GIVEN EXERCISE =
Find the number of lines below in which the word "Jawa" appears, and write that number only.

DATA FOR THE TASK =
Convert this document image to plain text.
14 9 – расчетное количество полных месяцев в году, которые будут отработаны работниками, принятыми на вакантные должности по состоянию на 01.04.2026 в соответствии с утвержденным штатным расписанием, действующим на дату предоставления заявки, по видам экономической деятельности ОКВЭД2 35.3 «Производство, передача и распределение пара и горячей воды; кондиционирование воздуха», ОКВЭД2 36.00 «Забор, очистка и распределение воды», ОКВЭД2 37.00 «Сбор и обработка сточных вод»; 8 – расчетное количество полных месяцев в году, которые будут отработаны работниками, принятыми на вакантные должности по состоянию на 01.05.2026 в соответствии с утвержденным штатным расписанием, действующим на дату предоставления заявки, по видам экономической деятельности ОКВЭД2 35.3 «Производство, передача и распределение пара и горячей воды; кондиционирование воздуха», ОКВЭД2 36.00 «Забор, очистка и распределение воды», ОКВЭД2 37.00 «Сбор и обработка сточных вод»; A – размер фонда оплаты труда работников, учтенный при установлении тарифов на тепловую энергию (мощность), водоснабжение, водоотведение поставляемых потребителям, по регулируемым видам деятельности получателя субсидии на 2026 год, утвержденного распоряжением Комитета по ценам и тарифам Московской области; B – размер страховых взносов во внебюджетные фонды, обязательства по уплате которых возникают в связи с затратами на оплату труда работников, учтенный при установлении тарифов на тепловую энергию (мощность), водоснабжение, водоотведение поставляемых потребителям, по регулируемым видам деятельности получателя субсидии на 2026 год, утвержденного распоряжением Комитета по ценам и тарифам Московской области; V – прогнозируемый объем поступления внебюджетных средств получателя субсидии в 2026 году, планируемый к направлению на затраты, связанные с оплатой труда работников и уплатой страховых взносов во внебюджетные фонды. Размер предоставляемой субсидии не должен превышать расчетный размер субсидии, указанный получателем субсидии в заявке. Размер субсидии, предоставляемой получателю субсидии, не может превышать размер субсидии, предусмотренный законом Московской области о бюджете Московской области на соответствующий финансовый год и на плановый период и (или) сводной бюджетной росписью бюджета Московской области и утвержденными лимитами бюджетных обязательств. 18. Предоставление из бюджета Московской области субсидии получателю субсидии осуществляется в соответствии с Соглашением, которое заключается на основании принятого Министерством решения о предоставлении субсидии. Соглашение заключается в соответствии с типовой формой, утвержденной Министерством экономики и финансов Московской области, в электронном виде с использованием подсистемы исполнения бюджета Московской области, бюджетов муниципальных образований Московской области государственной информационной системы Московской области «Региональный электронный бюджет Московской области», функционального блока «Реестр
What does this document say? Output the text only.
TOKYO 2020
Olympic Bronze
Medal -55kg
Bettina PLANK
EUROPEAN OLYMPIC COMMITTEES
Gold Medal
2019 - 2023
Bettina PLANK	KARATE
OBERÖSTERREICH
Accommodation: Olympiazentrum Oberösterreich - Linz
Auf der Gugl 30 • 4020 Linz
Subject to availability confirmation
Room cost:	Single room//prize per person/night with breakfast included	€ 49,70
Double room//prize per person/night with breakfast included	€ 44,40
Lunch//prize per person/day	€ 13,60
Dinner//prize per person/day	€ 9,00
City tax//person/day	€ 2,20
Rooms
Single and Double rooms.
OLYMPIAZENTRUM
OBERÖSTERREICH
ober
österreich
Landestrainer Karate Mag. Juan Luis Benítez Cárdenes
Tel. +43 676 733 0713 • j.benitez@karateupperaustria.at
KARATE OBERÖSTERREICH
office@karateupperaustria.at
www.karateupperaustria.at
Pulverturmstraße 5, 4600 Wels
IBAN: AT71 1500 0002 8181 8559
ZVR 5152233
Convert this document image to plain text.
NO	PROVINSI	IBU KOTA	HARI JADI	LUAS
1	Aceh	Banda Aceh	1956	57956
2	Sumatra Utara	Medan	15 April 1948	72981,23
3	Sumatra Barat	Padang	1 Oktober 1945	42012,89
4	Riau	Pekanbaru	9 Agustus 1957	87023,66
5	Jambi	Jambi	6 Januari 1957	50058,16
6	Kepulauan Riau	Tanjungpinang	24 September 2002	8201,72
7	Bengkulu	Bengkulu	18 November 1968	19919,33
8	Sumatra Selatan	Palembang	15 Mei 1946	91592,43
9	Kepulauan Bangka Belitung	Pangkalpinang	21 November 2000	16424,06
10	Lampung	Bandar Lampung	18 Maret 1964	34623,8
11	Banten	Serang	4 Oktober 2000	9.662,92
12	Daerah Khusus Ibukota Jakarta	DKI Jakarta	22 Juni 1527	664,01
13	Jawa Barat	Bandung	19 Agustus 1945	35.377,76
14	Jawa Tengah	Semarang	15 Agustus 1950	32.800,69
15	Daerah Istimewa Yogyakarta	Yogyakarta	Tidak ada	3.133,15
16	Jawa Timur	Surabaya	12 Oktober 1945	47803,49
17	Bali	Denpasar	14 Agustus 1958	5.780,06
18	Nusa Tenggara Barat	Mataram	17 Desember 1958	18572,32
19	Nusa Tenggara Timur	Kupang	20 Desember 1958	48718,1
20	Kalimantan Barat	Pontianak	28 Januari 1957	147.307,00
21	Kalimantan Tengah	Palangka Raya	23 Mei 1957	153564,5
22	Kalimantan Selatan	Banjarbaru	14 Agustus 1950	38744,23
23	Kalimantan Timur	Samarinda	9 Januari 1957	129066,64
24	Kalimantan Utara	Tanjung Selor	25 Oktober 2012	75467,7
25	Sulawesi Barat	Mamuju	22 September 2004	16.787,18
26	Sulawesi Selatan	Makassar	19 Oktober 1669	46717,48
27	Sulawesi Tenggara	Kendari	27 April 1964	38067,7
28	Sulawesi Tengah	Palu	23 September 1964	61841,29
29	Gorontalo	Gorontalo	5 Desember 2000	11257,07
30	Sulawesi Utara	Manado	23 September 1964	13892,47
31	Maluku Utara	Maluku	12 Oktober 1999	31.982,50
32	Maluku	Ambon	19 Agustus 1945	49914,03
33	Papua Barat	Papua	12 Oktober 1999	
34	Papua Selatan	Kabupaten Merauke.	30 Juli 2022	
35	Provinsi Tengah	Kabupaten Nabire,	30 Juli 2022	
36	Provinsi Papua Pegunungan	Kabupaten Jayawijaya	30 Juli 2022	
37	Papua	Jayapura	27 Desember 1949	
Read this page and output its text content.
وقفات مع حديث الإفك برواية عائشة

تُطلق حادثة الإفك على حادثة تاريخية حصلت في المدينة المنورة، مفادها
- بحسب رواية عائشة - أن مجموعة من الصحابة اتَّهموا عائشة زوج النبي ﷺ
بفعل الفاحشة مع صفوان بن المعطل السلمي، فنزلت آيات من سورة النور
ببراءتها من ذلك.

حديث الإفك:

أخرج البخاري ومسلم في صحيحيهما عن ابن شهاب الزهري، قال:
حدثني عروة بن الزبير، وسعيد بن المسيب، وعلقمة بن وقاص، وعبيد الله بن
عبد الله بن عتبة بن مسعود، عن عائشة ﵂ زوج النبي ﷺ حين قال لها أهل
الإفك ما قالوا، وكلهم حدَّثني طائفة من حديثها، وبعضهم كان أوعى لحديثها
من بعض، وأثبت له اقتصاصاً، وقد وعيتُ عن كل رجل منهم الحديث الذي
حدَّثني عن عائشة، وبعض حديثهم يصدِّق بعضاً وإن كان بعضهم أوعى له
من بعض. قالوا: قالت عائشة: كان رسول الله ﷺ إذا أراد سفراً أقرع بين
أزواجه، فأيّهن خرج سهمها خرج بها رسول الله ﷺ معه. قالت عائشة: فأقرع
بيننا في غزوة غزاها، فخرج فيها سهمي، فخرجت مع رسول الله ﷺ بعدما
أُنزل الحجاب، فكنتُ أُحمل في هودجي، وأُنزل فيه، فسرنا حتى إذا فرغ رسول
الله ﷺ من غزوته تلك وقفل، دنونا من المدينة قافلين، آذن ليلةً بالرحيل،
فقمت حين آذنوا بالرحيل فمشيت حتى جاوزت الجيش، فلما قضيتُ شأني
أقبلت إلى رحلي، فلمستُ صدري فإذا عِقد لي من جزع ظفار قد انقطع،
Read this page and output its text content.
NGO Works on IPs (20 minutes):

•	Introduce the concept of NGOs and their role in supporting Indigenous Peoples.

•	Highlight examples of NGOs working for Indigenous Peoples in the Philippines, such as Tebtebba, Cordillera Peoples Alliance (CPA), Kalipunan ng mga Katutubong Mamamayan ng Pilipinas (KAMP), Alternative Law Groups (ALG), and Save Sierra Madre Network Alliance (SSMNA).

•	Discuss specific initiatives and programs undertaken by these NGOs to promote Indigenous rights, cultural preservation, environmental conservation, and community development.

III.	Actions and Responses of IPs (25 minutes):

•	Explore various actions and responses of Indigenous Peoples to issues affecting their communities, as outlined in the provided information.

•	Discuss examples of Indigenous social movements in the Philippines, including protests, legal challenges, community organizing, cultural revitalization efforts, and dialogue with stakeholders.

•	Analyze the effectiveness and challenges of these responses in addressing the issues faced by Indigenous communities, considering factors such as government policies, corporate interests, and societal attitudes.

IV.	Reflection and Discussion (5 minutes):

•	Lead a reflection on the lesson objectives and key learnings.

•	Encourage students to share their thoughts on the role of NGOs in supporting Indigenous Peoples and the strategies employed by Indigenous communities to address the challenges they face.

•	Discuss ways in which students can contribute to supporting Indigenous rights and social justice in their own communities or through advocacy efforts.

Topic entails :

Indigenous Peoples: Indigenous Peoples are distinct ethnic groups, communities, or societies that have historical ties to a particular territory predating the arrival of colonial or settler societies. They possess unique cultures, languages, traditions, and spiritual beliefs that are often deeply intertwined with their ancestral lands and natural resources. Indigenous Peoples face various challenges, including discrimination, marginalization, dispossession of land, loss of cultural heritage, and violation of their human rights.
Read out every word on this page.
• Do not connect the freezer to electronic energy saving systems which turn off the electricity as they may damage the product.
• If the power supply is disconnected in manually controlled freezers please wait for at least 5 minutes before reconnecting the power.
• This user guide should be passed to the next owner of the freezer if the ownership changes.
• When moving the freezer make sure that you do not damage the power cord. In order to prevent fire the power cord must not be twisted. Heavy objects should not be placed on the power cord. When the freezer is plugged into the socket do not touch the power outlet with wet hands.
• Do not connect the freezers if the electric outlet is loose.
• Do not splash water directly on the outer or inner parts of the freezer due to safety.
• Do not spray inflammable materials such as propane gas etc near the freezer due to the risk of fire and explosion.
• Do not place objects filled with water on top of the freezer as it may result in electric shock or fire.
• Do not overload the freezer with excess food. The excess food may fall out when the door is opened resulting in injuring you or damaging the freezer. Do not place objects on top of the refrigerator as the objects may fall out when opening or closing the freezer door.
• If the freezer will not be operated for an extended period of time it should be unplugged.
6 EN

WRITTEN RESPONSE =
3